**GIVEN TASK**
Write out the rows from the start through the line with "The reinforcing element 10 is at (108, 277).", swapping "elastomeric" for "rubber" and keeping everything else the same.

**RECORDS SHOWN**
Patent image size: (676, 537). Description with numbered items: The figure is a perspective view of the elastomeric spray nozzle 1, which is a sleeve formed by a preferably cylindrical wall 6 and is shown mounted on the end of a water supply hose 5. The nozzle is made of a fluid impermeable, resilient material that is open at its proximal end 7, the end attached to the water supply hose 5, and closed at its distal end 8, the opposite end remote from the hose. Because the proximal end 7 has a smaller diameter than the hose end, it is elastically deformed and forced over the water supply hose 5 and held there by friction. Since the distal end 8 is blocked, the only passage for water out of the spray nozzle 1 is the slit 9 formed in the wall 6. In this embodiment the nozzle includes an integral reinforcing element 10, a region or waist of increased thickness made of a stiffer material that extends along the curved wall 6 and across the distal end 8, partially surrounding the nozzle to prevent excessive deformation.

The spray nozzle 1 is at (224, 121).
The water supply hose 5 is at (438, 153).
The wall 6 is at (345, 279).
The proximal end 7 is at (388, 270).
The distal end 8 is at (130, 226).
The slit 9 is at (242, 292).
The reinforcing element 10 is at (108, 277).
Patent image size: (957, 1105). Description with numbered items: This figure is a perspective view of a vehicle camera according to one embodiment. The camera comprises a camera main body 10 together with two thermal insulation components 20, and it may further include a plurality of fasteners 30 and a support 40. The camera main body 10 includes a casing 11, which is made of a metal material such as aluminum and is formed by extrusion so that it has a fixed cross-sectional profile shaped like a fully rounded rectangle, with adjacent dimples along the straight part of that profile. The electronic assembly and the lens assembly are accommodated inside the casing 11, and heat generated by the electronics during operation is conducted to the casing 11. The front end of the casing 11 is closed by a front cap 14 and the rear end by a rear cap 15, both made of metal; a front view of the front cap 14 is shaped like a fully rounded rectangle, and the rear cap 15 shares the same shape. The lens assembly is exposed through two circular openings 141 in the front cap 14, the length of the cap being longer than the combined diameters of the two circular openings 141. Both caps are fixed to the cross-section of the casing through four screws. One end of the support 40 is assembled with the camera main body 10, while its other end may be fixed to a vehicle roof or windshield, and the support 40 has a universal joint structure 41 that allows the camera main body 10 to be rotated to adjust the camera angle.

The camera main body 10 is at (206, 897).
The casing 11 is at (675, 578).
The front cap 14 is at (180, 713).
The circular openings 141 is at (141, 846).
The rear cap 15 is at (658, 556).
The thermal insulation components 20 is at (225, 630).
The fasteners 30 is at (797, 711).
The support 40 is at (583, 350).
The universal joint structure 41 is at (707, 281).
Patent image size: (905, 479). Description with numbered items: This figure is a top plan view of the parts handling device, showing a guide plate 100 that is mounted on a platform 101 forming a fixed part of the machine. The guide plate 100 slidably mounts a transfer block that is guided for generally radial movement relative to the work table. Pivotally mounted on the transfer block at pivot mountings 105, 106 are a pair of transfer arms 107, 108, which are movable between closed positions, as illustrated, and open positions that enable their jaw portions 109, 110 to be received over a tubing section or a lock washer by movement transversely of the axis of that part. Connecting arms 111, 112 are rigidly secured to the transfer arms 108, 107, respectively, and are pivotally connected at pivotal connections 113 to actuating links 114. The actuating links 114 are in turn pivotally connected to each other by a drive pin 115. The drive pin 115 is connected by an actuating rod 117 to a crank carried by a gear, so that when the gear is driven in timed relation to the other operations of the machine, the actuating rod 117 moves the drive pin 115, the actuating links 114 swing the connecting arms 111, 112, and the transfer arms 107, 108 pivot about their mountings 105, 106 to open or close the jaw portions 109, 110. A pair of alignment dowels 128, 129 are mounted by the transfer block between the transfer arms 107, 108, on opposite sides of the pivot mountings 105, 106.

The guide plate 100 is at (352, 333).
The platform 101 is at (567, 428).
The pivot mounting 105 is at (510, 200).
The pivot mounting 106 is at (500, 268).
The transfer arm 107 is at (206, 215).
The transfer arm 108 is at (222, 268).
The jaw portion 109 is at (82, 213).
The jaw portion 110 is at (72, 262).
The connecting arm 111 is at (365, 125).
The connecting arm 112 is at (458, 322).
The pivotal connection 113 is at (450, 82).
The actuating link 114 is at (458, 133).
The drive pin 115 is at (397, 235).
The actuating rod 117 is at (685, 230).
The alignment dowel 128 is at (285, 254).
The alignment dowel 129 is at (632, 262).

**REPLY**
Patent image size: (676, 537). Description with numbered items: The figure is a perspective view of the rubber spray nozzle 1, which is a sleeve formed by a preferably cylindrical wall 6 and is shown mounted on the end of a water supply hose 5. The nozzle is made of a fluid impermeable, resilient material that is open at its proximal end 7, the end attached to the water supply hose 5, and closed at its distal end 8, the opposite end remote from the hose. Because the proximal end 7 has a smaller diameter than the hose end, it is elastically deformed and forced over the water supply hose 5 and held there by friction. Since the distal end 8 is blocked, the only passage for water out of the spray nozzle 1 is the slit 9 formed in the wall 6. In this embodiment the nozzle includes an integral reinforcing element 10, a region or waist of increased thickness made of a stiffer material that extends along the curved wall 6 and across the distal end 8, partially surrounding the nozzle to prevent excessive deformation.

The spray nozzle 1 is at (224, 121).
The water supply hose 5 is at (438, 153).
The wall 6 is at (345, 279).
The proximal end 7 is at (388, 270).
The distal end 8 is at (130, 226).
The slit 9 is at (242, 292).
The reinforcing element 10 is at (108, 277).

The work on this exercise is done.